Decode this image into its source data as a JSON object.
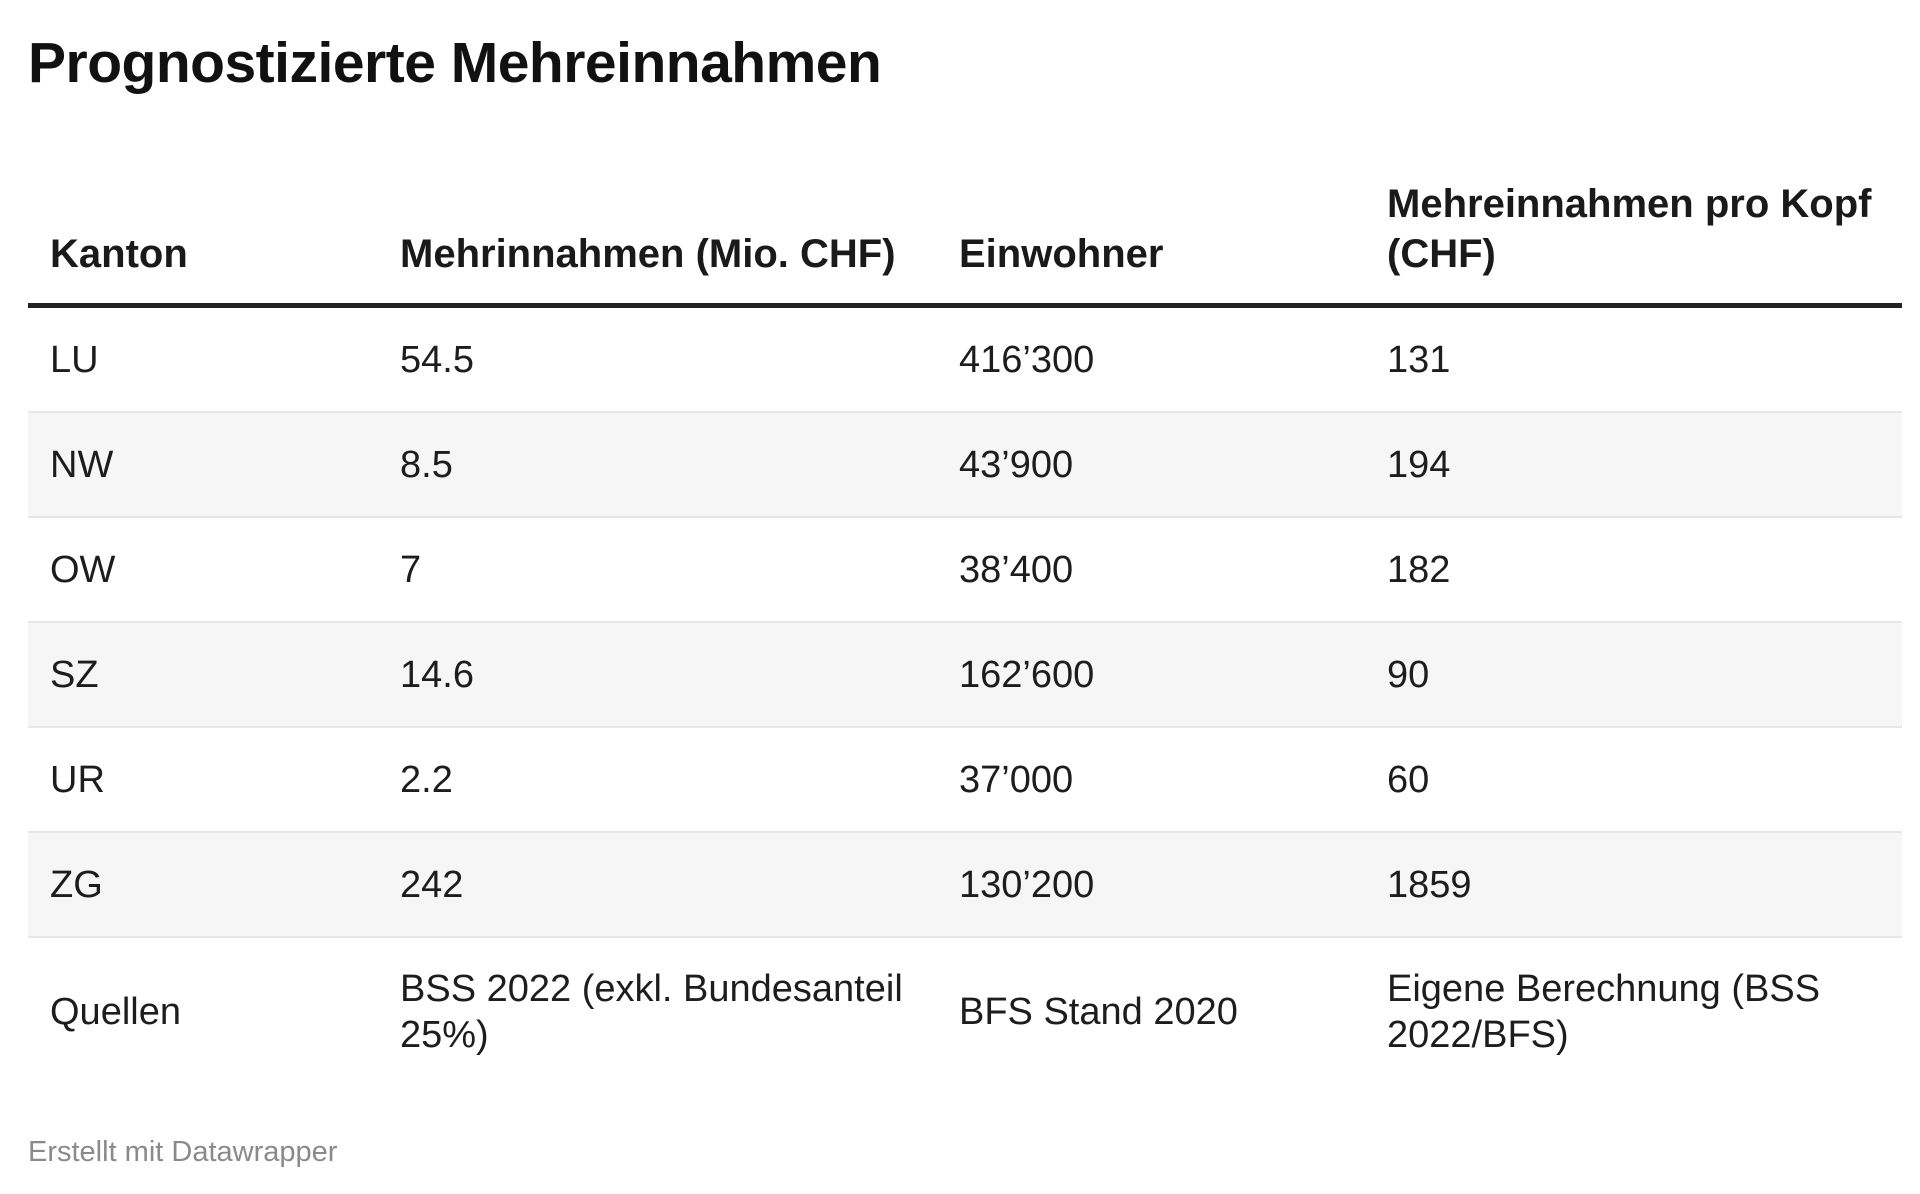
{
  "title": "Prognostizierte Mehreinnahmen",
  "footer": "Erstellt mit Datawrapper",
  "chart_data": {
    "type": "table",
    "title": "Prognostizierte Mehreinnahmen",
    "columns": [
      "Kanton",
      "Mehrinnahmen (Mio. CHF)",
      "Einwohner",
      "Mehreinnahmen pro Kopf (CHF)"
    ],
    "rows": [
      [
        "LU",
        "54.5",
        "416’300",
        "131"
      ],
      [
        "NW",
        "8.5",
        "43’900",
        "194"
      ],
      [
        "OW",
        "7",
        "38’400",
        "182"
      ],
      [
        "SZ",
        "14.6",
        "162’600",
        "90"
      ],
      [
        "UR",
        "2.2",
        "37’000",
        "60"
      ],
      [
        "ZG",
        "242",
        "130’200",
        "1859"
      ],
      [
        "Quellen",
        "BSS 2022 (exkl. Bundesanteil 25%)",
        "BFS Stand 2020",
        "Eigene Berechnung (BSS 2022/BFS)"
      ]
    ]
  }
}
**********
▸ Problem details
Copy out all of the data word for word. Do not carry over any picture.

▸ Output
Decode this image into its source data as a JSON object.
{
  "title": "Prognostizierte Mehreinnahmen",
  "footer": "Erstellt mit Datawrapper",
  "chart_data": {
    "type": "table",
    "title": "Prognostizierte Mehreinnahmen",
    "columns": [
      "Kanton",
      "Mehrinnahmen (Mio. CHF)",
      "Einwohner",
      "Mehreinnahmen pro Kopf (CHF)"
    ],
    "rows": [
      [
        "LU",
        "54.5",
        "416’300",
        "131"
      ],
      [
        "NW",
        "8.5",
        "43’900",
        "194"
      ],
      [
        "OW",
        "7",
        "38’400",
        "182"
      ],
      [
        "SZ",
        "14.6",
        "162’600",
        "90"
      ],
      [
        "UR",
        "2.2",
        "37’000",
        "60"
      ],
      [
        "ZG",
        "242",
        "130’200",
        "1859"
      ],
      [
        "Quellen",
        "BSS 2022 (exkl. Bundesanteil 25%)",
        "BFS Stand 2020",
        "Eigene Berechnung (BSS 2022/BFS)"
      ]
    ]
  }
}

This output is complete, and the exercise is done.